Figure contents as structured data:
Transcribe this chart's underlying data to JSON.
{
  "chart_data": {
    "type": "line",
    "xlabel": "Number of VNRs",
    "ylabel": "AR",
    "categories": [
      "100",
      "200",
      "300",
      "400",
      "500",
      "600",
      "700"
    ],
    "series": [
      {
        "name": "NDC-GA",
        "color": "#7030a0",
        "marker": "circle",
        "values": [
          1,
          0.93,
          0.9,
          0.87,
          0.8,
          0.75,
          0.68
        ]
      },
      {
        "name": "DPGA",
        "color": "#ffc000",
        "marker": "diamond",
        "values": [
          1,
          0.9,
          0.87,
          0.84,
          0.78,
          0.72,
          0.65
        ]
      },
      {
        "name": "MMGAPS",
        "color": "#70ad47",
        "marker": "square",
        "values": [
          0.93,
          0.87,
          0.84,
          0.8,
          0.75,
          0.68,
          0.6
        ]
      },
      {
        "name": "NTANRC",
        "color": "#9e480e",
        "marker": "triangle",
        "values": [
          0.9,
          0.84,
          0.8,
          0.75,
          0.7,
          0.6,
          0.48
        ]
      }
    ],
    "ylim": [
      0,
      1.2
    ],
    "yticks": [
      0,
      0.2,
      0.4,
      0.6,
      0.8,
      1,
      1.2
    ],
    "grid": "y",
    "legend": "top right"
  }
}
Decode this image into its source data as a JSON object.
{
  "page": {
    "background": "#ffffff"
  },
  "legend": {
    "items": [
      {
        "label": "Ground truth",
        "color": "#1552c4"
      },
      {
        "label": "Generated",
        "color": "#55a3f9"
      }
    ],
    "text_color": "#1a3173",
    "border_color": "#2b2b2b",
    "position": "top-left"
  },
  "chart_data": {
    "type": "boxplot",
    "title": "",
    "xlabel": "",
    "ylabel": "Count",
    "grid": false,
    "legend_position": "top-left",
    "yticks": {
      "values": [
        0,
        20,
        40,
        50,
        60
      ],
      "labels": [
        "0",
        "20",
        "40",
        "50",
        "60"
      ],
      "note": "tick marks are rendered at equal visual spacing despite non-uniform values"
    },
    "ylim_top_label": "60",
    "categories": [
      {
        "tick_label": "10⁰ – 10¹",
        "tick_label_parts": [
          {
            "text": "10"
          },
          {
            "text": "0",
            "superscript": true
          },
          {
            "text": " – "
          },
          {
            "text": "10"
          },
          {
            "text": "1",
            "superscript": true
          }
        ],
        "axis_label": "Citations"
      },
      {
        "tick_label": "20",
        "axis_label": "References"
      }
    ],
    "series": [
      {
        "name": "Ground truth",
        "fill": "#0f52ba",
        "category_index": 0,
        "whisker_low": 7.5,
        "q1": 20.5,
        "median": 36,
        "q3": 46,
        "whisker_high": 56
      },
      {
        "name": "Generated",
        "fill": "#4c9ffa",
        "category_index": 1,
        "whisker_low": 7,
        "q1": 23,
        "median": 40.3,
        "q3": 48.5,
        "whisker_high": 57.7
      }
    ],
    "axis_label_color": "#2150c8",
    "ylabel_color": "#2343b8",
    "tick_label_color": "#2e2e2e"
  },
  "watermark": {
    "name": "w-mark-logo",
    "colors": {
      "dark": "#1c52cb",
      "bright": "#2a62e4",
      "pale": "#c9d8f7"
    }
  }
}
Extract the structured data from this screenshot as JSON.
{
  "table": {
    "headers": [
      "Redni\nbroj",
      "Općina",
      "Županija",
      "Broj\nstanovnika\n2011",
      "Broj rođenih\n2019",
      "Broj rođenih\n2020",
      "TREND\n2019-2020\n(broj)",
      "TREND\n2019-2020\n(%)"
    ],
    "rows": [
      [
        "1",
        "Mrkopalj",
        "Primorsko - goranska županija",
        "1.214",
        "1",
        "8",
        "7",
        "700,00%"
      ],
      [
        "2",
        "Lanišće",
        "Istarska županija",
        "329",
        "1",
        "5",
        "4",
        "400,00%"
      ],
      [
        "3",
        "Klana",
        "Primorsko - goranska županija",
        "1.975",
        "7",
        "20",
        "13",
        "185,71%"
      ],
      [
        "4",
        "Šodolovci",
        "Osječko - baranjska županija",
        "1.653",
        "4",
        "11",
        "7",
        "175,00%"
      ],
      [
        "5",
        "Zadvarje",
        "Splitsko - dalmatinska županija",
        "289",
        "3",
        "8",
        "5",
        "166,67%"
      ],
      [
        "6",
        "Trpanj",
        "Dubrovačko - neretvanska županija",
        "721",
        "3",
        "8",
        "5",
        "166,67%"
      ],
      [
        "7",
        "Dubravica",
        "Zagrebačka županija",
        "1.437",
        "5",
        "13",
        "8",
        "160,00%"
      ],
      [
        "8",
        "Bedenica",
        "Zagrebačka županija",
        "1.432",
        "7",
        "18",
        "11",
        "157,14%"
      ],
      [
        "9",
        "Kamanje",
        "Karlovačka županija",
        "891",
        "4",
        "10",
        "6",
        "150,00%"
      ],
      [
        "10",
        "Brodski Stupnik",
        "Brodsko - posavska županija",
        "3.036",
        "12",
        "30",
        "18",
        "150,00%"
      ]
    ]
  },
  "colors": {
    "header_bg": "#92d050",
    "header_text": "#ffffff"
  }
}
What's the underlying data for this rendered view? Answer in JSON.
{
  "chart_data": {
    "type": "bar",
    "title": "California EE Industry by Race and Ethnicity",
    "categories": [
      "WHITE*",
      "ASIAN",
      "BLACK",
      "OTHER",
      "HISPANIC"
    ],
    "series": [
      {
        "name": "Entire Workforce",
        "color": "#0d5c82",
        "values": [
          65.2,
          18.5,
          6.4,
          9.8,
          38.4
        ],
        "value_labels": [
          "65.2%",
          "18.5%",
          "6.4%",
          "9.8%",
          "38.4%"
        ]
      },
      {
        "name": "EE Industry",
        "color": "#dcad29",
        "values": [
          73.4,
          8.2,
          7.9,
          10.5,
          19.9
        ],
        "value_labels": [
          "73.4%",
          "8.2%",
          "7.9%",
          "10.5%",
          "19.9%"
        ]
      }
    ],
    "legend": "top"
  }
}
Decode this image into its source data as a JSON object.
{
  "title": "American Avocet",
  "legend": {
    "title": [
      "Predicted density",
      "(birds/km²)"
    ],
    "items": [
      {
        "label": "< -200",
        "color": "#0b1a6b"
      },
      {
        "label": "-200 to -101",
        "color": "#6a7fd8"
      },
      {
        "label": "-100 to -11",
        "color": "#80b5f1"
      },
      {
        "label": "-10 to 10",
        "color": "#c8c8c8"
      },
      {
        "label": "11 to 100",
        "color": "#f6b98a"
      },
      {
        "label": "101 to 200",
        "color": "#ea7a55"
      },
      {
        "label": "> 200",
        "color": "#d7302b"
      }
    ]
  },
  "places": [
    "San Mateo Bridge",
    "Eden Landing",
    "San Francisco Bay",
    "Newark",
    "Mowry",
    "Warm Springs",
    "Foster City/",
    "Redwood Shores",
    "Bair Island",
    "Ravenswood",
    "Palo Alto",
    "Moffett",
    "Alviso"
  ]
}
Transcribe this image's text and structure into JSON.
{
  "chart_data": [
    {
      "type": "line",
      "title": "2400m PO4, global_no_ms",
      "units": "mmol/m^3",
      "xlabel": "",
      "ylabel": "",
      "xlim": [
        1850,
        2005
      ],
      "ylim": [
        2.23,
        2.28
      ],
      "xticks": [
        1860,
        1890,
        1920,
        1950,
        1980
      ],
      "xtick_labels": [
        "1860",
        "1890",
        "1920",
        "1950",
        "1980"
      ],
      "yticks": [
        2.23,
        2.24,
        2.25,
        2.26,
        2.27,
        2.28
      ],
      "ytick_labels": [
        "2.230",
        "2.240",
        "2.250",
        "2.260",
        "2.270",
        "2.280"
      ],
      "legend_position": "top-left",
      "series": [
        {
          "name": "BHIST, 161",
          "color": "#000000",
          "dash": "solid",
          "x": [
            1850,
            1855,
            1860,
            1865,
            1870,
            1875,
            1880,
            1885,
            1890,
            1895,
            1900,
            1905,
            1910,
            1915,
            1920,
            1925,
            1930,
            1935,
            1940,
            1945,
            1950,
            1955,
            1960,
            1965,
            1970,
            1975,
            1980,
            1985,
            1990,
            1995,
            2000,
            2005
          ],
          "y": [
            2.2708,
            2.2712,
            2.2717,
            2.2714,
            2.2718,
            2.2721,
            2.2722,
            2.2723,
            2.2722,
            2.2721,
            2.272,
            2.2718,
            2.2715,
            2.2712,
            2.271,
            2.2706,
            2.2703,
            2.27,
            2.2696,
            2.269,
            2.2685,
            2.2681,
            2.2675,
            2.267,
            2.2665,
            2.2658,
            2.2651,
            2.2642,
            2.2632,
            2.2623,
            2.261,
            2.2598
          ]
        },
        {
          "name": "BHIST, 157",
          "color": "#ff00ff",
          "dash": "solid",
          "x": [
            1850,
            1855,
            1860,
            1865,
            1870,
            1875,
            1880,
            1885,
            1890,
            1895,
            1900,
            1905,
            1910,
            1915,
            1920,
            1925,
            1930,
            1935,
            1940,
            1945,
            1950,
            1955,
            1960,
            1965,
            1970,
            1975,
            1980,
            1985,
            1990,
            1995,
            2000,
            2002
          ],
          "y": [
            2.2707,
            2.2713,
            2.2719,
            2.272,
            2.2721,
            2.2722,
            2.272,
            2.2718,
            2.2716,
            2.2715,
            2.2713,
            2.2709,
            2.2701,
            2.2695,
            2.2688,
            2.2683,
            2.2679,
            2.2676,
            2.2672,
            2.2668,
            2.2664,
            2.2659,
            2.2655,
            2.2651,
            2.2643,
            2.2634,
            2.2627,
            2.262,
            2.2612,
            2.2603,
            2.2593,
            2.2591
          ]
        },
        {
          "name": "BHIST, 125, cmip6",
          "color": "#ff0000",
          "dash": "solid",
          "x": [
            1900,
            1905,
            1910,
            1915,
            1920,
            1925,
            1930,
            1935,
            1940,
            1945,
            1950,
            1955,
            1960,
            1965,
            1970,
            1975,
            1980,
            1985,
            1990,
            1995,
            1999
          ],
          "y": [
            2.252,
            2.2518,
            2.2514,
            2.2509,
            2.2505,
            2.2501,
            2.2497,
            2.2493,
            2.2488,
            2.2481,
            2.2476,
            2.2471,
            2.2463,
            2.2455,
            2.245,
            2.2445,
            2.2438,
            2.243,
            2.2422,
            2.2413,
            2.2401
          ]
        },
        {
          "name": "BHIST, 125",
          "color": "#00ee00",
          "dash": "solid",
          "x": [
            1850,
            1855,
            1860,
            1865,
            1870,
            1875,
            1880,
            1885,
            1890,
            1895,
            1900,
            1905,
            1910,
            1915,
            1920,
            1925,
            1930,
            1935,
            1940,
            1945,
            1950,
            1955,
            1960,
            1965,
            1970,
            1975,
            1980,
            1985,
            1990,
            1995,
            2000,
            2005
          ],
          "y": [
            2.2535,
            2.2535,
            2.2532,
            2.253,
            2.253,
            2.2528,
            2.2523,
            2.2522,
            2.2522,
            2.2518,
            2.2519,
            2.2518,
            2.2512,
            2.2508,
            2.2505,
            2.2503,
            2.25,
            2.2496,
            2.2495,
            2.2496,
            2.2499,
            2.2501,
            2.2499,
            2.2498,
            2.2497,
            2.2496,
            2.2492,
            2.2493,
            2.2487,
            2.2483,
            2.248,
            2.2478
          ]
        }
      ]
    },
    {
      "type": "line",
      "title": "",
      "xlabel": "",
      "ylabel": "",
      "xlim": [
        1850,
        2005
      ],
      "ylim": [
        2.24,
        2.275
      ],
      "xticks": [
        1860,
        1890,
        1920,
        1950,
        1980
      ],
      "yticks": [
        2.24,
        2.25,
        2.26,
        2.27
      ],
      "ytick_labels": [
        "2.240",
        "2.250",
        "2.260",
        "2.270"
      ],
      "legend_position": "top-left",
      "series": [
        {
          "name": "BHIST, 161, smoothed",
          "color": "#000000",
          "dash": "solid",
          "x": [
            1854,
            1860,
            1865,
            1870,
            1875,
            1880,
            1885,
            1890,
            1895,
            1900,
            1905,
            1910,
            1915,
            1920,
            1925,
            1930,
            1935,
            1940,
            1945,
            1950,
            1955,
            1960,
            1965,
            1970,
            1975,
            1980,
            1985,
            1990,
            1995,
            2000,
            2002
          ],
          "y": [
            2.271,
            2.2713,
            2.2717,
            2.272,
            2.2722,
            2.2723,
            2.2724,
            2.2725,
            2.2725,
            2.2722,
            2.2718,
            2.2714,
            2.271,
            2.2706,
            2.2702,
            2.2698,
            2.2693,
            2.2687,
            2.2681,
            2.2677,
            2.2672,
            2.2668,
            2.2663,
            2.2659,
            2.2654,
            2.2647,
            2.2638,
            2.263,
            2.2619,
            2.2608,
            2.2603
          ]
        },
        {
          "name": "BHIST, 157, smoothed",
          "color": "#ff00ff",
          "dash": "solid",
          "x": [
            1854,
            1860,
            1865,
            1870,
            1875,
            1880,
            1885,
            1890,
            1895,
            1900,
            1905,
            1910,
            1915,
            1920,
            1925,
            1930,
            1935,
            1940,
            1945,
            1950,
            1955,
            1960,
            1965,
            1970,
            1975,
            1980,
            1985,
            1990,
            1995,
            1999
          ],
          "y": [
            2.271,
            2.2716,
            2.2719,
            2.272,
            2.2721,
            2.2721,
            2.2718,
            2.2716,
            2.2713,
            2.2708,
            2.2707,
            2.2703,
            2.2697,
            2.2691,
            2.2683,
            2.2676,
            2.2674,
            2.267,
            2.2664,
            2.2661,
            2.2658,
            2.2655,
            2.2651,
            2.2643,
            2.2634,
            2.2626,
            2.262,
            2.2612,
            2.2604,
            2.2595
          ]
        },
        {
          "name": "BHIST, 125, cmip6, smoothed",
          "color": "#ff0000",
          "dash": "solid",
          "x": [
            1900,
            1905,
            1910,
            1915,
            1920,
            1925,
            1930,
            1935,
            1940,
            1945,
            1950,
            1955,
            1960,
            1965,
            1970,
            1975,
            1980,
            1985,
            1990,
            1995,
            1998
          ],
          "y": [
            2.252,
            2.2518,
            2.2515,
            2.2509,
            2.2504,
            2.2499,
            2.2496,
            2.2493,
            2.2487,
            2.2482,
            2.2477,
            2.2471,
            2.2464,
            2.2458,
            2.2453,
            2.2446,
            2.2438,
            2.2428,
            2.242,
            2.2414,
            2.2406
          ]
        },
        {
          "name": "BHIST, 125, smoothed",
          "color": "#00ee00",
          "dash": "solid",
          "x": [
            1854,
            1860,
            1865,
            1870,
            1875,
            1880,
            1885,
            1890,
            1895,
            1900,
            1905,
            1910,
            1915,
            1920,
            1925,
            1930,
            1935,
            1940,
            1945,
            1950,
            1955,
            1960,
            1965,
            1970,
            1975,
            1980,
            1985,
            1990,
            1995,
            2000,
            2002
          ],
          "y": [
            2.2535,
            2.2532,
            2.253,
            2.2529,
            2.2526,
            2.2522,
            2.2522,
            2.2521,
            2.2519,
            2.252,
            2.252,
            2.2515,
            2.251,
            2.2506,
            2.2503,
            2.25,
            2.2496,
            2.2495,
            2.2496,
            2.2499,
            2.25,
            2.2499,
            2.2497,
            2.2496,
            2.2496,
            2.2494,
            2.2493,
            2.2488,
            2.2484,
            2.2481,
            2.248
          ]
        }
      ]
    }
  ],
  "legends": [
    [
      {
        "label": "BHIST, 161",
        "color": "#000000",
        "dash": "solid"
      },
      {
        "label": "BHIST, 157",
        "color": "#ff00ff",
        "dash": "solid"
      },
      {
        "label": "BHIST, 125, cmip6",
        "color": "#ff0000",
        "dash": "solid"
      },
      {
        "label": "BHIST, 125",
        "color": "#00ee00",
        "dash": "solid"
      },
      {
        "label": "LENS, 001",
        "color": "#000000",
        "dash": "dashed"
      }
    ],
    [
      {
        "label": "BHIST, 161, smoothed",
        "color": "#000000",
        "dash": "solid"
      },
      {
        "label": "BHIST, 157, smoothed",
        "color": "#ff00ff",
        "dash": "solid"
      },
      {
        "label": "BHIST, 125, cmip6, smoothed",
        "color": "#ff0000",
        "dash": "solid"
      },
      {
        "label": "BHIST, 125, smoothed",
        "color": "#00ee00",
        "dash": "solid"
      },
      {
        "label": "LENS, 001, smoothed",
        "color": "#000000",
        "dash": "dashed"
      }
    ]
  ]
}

> _Given exercise_
List each line holding the string "this".

> _Response to the task_
Transcribe this chart's underlying data to JSON.
Decode this image into its source data as a JSON object.
Extract the structured data from this screenshot as JSON.
What's the underlying data for this rendered view? Answer in JSON.
Decode this image into its source data as a JSON object.
Transcribe this image's text and structure into JSON.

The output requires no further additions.